> [Stated exercise]:
Only lines with the word "their" are needed; collect each of them from the listing below.
### Given data
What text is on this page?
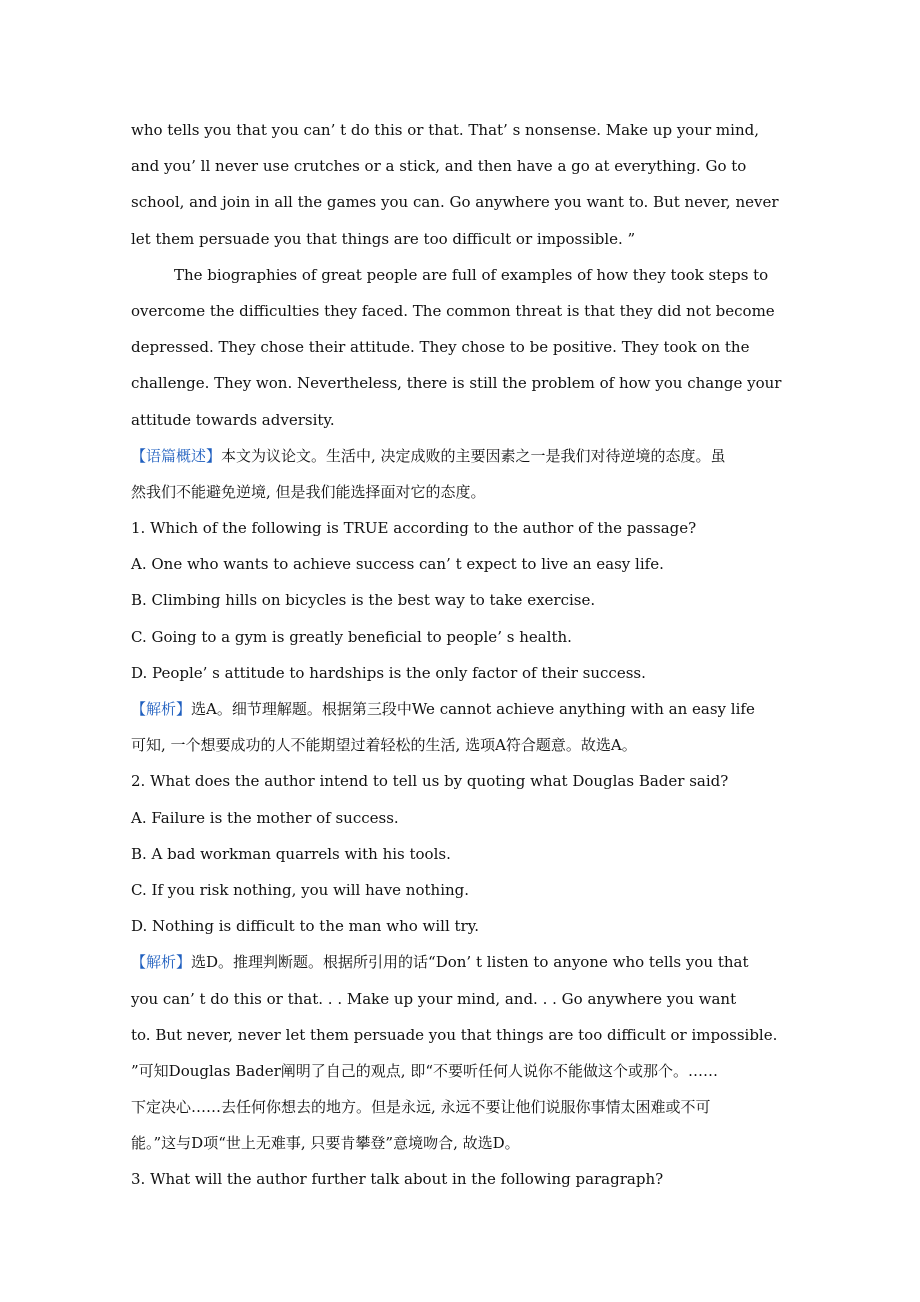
who tells you that you can’ t do this or that. That’ s nonsense. Make up your mind,
and you’ ll never use crutches or a stick, and then have a go at everything. Go to
school, and join in all the games you can. Go anywhere you want to. But never, never
let them persuade you that things are too difficult or impossible. ”
The biographies of great people are full of examples of how they took steps to
overcome the difficulties they faced. The common threat is that they did not become
depressed. They chose their attitude. They chose to be positive. They took on the
challenge. They won. Nevertheless, there is still the problem of how you change your
attitude towards adversity.
【语篇概述】本文为议论文。生活中, 决定成败的主要因素之一是我们对待逆境的态度。虽
然我们不能避免逆境, 但是我们能选择面对它的态度。
1. Which of the following is TRUE according to the author of the passage?
A. One who wants to achieve success can’ t expect to live an easy life.
B. Climbing hills on bicycles is the best way to take exercise.
C. Going to a gym is greatly beneficial to people’ s health.
D. People’ s attitude to hardships is the only factor of their success.
【解析】选A。细节理解题。根据第三段中We cannot achieve anything with an easy life
可知, 一个想要成功的人不能期望过着轻松的生活, 选项A符合题意。故选A。
2. What does the author intend to tell us by quoting what Douglas Bader said?
A. Failure is the mother of success.
B. A bad workman quarrels with his tools.
C. If you risk nothing, you will have nothing.
D. Nothing is difficult to the man who will try.
【解析】选D。推理判断题。根据所引用的话“Don’ t listen to anyone who tells you that
you can’ t do this or that. . . Make up your mind, and. . . Go anywhere you want
to. But never, never let them persuade you that things are too difficult or impossible.
”可知Douglas Bader阐明了自己的观点, 即“不要听任何人说你不能做这个或那个。……
下定决心……去任何你想去的地方。但是永远, 永远不要让他们说服你事情太困难或不可
能。”这与D项“世上无难事, 只要肯攀登”意境吻合, 故选D。
3. What will the author further talk about in the following paragraph?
######
> [Full answer]:
depressed. They chose their attitude. They chose to be positive. They took on the
D. People’ s attitude to hardships is the only factor of their success.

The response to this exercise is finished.